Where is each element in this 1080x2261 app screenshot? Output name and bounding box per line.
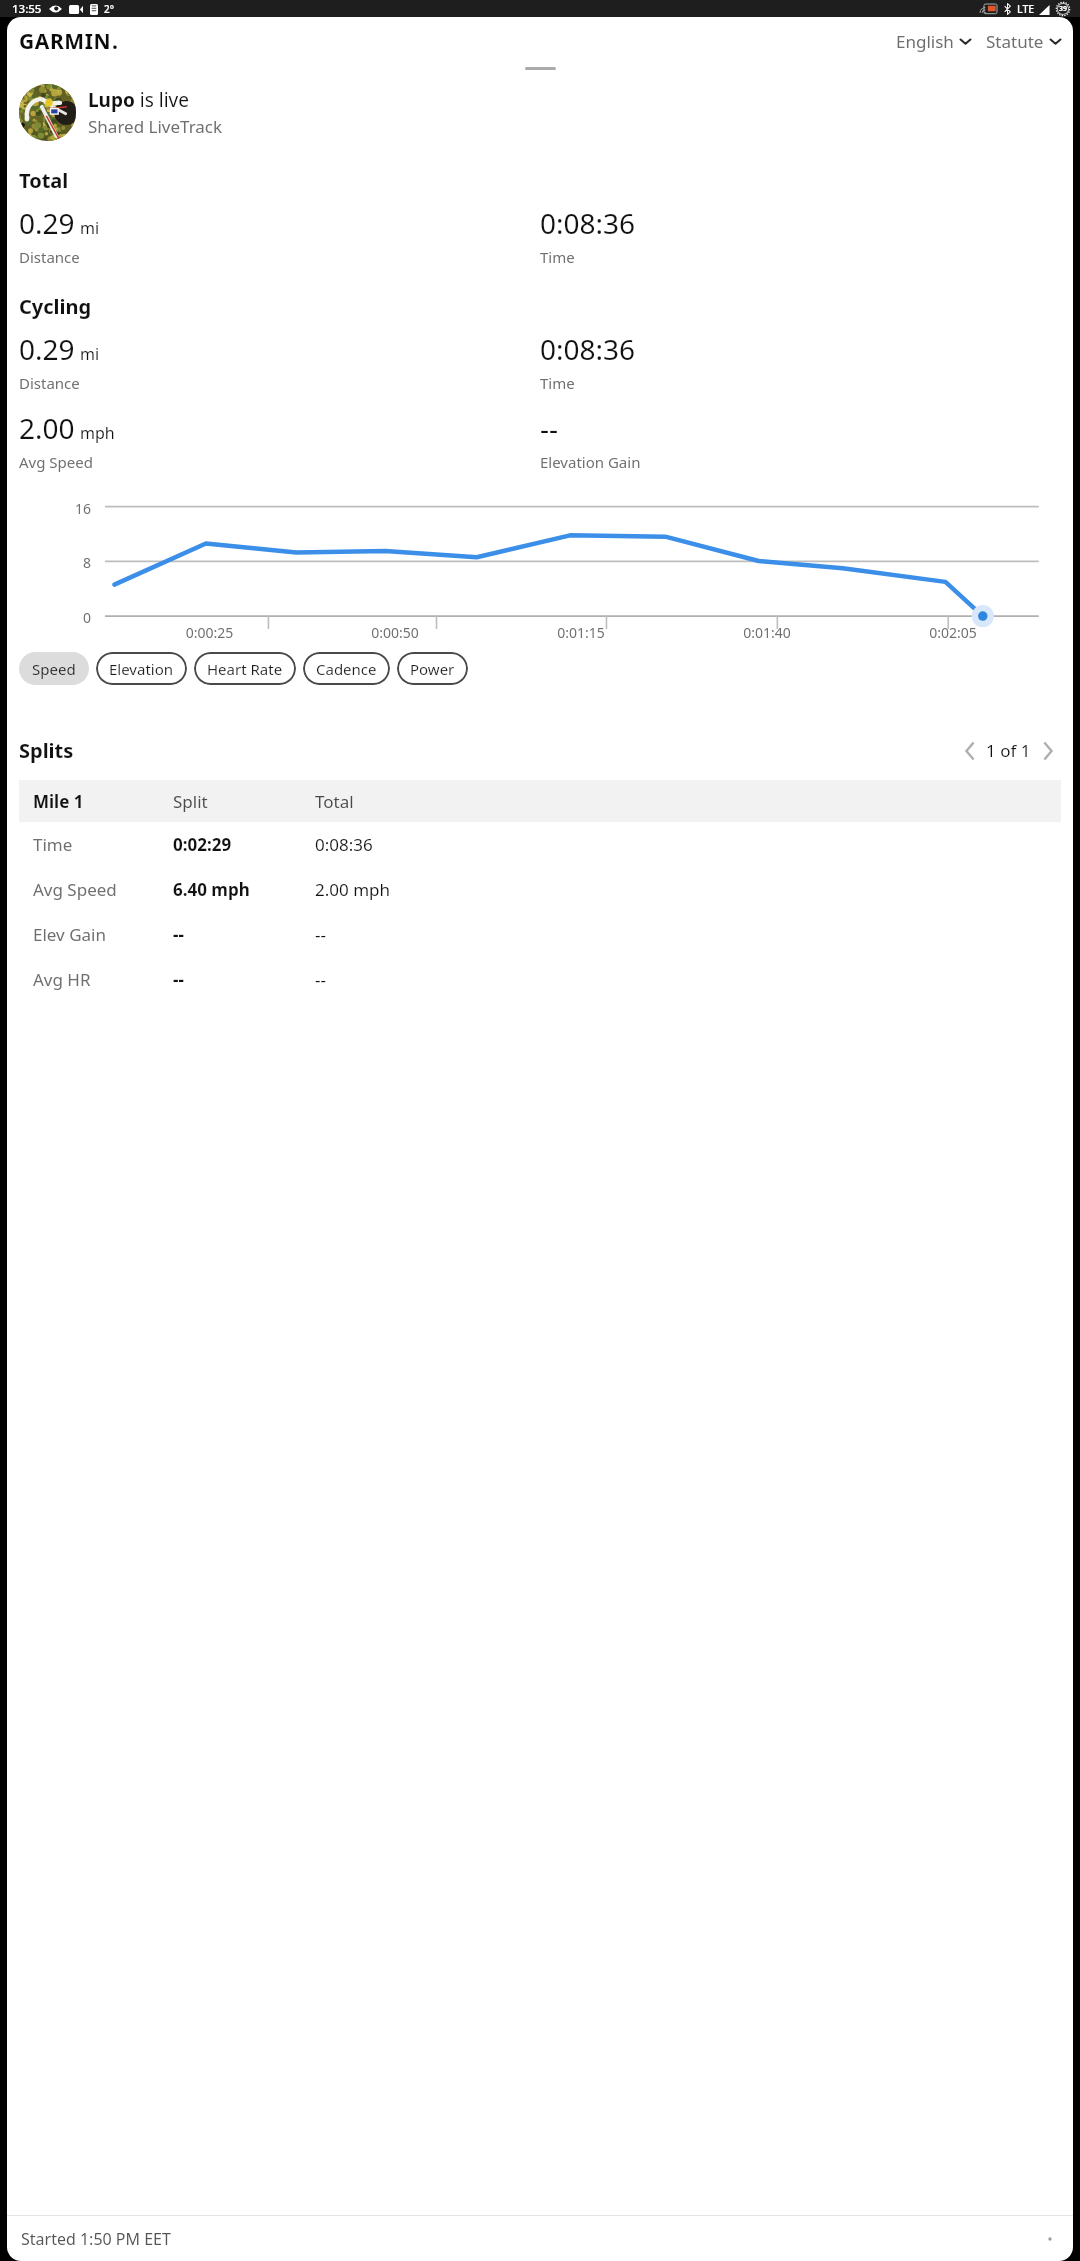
staticText: mi [80,217,100,239]
button[interactable]: Statute [986,26,1061,57]
staticText: Split [173,790,315,813]
button[interactable]: Elev Gain [19,912,1061,957]
staticText: Time [540,247,575,267]
staticText: -- [173,923,315,946]
button[interactable]: Avg Speed [19,867,1061,912]
staticText: LTE [1017,2,1035,16]
button[interactable]: Speed [19,652,89,685]
staticText: 0:02:05 [860,623,1046,642]
staticText: -- [315,968,326,991]
staticText: Elevation [109,659,174,679]
staticText: 6.40 mph [173,878,315,901]
staticText: . [112,27,118,56]
staticText: Avg Speed [33,878,173,901]
staticText: Cycling [19,293,92,320]
staticText: 0:02:29 [173,833,315,856]
staticText: 0:01:15 [488,623,674,642]
staticText: Elev Gain [33,923,173,946]
staticText: 0.29 [19,204,75,242]
staticText: -- [540,409,559,447]
button[interactable]: Elevation [96,652,187,685]
staticText: Started 1:50 PM EET [21,2228,171,2250]
staticText: Total [19,167,69,194]
staticText: 13:55 [12,1,42,17]
button[interactable]: More options [1041,2230,1059,2248]
staticText: 39 [1059,4,1068,14]
staticText: 8 [83,553,92,572]
staticText: Elevation Gain [540,452,641,472]
button[interactable]: Lupo is live [19,84,1061,141]
staticText: Power [410,659,455,679]
staticText: 16 [75,499,92,518]
staticText: 0:01:40 [674,623,860,642]
button[interactable]: Next split [1035,738,1061,764]
staticText: 2.00 [19,409,75,447]
staticText: 0:08:36 [315,833,373,856]
button[interactable]: Power [397,652,468,685]
staticText: Statute [986,30,1044,53]
staticText: English [896,30,954,53]
staticText: -- [315,923,326,946]
staticText: 0.29 [19,330,75,368]
button[interactable]: English [896,26,971,57]
staticText: Avg Speed [19,452,93,472]
staticText: Mile 1 [33,790,173,813]
staticText: Cadence [316,659,377,679]
button[interactable]: Cadence [303,652,390,685]
staticText: Lupo is live [88,87,189,113]
staticText: Shared LiveTrack [88,115,223,138]
staticText: Distance [19,247,80,267]
staticText: Time [540,373,575,393]
staticText: 2° [104,2,114,16]
staticText: 0:00:50 [302,623,488,642]
staticText: Splits [19,737,74,764]
staticText: 0:08:36 [540,330,636,368]
staticText: 0:00:25 [117,623,302,642]
staticText: Speed [32,659,76,679]
staticText: mi [80,343,100,365]
staticText: 1 of 1 [986,739,1031,762]
staticText: Heart Rate [207,659,283,679]
staticText: Distance [19,373,80,393]
button[interactable]: Time [19,822,1061,867]
staticText: -- [173,968,315,991]
staticText: GARMIN [19,27,112,56]
staticText: mph [80,422,115,444]
staticText: 2.00 mph [315,878,391,901]
button[interactable]: Previous split [956,738,982,764]
staticText: 0:08:36 [540,204,636,242]
button[interactable]: Avg HR [19,957,1061,1002]
staticText: Total [315,790,354,813]
staticText: Time [33,833,173,856]
button[interactable]: Heart Rate [194,652,296,685]
staticText: Avg HR [33,968,173,991]
staticText: 0 [83,608,92,627]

──────

Request: Write out the lines from the one containing "staticText: mi [80,217,100,239]" through the one containing "button[interactable]: Elevation [96,652,187,685]", inclusive, each exactly as it appears.

Worked solution:
staticText: mi [80,217,100,239]
button[interactable]: Statute [986,26,1061,57]
staticText: Split [173,790,315,813]
button[interactable]: Elev Gain [19,912,1061,957]
staticText: Time [540,247,575,267]
staticText: -- [173,923,315,946]
button[interactable]: Avg Speed [19,867,1061,912]
staticText: LTE [1017,2,1035,16]
button[interactable]: Speed [19,652,89,685]
staticText: 0:02:05 [860,623,1046,642]
staticText: -- [315,968,326,991]
staticText: Elevation [109,659,174,679]
staticText: 6.40 mph [173,878,315,901]
staticText: . [112,27,118,56]
staticText: Avg Speed [33,878,173,901]
staticText: Cycling [19,293,92,320]
staticText: 0:02:29 [173,833,315,856]
staticText: 0:01:15 [488,623,674,642]
staticText: Elev Gain [33,923,173,946]
staticText: 0.29 [19,204,75,242]
staticText: -- [540,409,559,447]
button[interactable]: Elevation [96,652,187,685]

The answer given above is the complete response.